Provided data -
********************
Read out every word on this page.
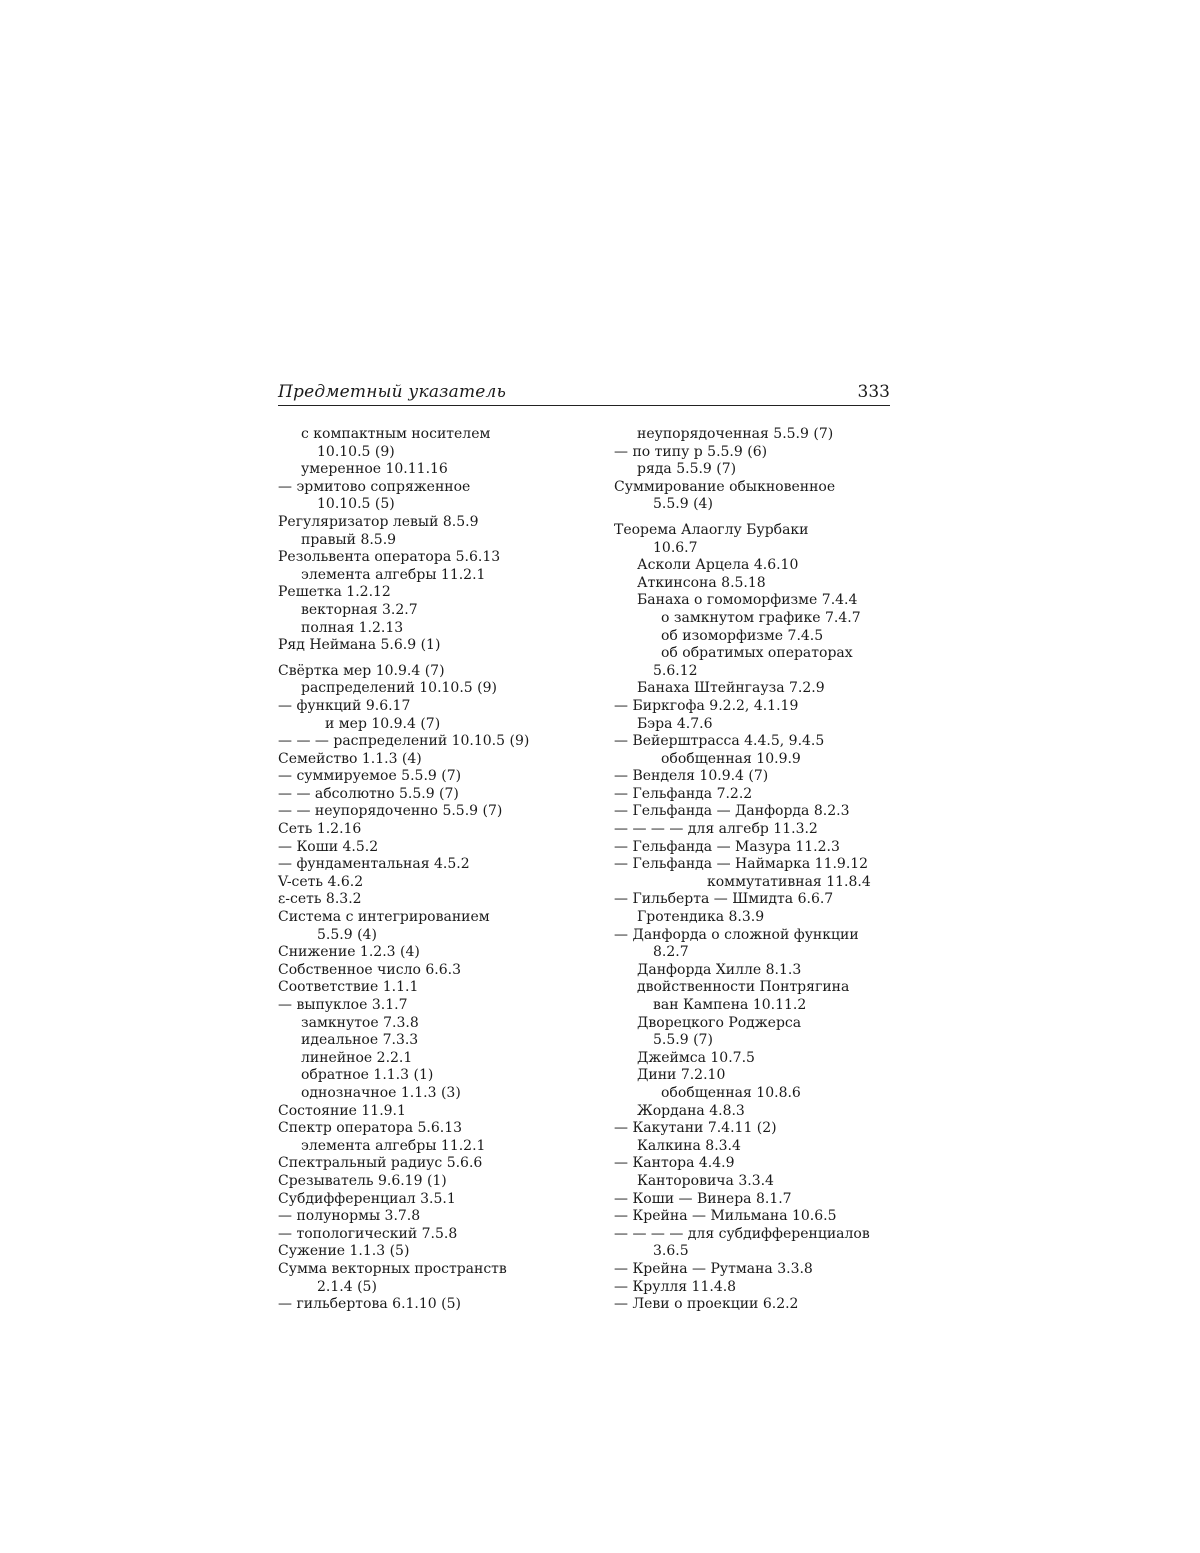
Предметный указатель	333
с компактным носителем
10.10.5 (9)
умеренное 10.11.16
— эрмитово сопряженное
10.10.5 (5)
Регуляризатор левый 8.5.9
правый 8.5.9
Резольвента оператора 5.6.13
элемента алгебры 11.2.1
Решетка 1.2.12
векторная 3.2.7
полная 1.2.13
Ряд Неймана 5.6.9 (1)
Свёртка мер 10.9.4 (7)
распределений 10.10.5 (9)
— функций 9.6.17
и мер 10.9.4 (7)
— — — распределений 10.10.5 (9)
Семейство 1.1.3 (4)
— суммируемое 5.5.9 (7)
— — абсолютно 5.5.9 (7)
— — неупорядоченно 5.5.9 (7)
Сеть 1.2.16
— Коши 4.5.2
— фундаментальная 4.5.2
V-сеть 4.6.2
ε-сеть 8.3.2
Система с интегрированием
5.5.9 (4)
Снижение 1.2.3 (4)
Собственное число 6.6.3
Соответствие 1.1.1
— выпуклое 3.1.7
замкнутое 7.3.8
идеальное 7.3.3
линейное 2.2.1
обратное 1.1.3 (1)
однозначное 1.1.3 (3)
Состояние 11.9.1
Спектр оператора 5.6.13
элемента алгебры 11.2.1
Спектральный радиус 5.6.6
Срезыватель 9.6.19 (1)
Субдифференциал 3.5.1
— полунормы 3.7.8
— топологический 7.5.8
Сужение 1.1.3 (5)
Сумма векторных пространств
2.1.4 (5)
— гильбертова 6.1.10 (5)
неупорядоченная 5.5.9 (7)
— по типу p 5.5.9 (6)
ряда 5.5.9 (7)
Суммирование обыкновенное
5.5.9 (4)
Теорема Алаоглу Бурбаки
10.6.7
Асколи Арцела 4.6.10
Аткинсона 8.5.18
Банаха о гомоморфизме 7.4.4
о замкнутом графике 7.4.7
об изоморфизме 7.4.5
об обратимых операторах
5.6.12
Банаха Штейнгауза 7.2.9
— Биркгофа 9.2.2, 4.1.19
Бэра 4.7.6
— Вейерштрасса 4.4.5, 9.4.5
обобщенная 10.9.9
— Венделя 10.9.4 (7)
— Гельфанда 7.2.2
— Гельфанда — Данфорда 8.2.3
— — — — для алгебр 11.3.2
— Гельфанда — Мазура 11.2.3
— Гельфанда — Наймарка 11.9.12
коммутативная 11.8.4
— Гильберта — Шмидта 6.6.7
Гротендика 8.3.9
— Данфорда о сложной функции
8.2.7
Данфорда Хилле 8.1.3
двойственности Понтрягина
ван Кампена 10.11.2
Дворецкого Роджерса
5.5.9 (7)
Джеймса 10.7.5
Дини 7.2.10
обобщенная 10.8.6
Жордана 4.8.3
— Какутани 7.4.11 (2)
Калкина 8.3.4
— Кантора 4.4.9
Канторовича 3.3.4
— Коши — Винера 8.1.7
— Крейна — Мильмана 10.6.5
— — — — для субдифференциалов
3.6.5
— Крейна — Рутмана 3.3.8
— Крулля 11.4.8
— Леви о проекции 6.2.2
********************
What the task asks -
Reproduce the material above verbatim; omit every picture.

Output below -
Read out every word on this page.
Предметный указатель	333
с компактным носителем
10.10.5 (9)
умеренное 10.11.16
— эрмитово сопряженное
10.10.5 (5)
Регуляризатор левый 8.5.9
правый 8.5.9
Резольвента оператора 5.6.13
элемента алгебры 11.2.1
Решетка 1.2.12
векторная 3.2.7
полная 1.2.13
Ряд Неймана 5.6.9 (1)
Свёртка мер 10.9.4 (7)
распределений 10.10.5 (9)
— функций 9.6.17
и мер 10.9.4 (7)
— — — распределений 10.10.5 (9)
Семейство 1.1.3 (4)
— суммируемое 5.5.9 (7)
— — абсолютно 5.5.9 (7)
— — неупорядоченно 5.5.9 (7)
Сеть 1.2.16
— Коши 4.5.2
— фундаментальная 4.5.2
V-сеть 4.6.2
ε-сеть 8.3.2
Система с интегрированием
5.5.9 (4)
Снижение 1.2.3 (4)
Собственное число 6.6.3
Соответствие 1.1.1
— выпуклое 3.1.7
замкнутое 7.3.8
идеальное 7.3.3
линейное 2.2.1
обратное 1.1.3 (1)
однозначное 1.1.3 (3)
Состояние 11.9.1
Спектр оператора 5.6.13
элемента алгебры 11.2.1
Спектральный радиус 5.6.6
Срезыватель 9.6.19 (1)
Субдифференциал 3.5.1
— полунормы 3.7.8
— топологический 7.5.8
Сужение 1.1.3 (5)
Сумма векторных пространств
2.1.4 (5)
— гильбертова 6.1.10 (5)
неупорядоченная 5.5.9 (7)
— по типу p 5.5.9 (6)
ряда 5.5.9 (7)
Суммирование обыкновенное
5.5.9 (4)
Теорема Алаоглу Бурбаки
10.6.7
Асколи Арцела 4.6.10
Аткинсона 8.5.18
Банаха о гомоморфизме 7.4.4
о замкнутом графике 7.4.7
об изоморфизме 7.4.5
об обратимых операторах
5.6.12
Банаха Штейнгауза 7.2.9
— Биркгофа 9.2.2, 4.1.19
Бэра 4.7.6
— Вейерштрасса 4.4.5, 9.4.5
обобщенная 10.9.9
— Венделя 10.9.4 (7)
— Гельфанда 7.2.2
— Гельфанда — Данфорда 8.2.3
— — — — для алгебр 11.3.2
— Гельфанда — Мазура 11.2.3
— Гельфанда — Наймарка 11.9.12
коммутативная 11.8.4
— Гильберта — Шмидта 6.6.7
Гротендика 8.3.9
— Данфорда о сложной функции
8.2.7
Данфорда Хилле 8.1.3
двойственности Понтрягина
ван Кампена 10.11.2
Дворецкого Роджерса
5.5.9 (7)
Джеймса 10.7.5
Дини 7.2.10
обобщенная 10.8.6
Жордана 4.8.3
— Какутани 7.4.11 (2)
Калкина 8.3.4
— Кантора 4.4.9
Канторовича 3.3.4
— Коши — Винера 8.1.7
— Крейна — Мильмана 10.6.5
— — — — для субдифференциалов
3.6.5
— Крейна — Рутмана 3.3.8
— Крулля 11.4.8
— Леви о проекции 6.2.2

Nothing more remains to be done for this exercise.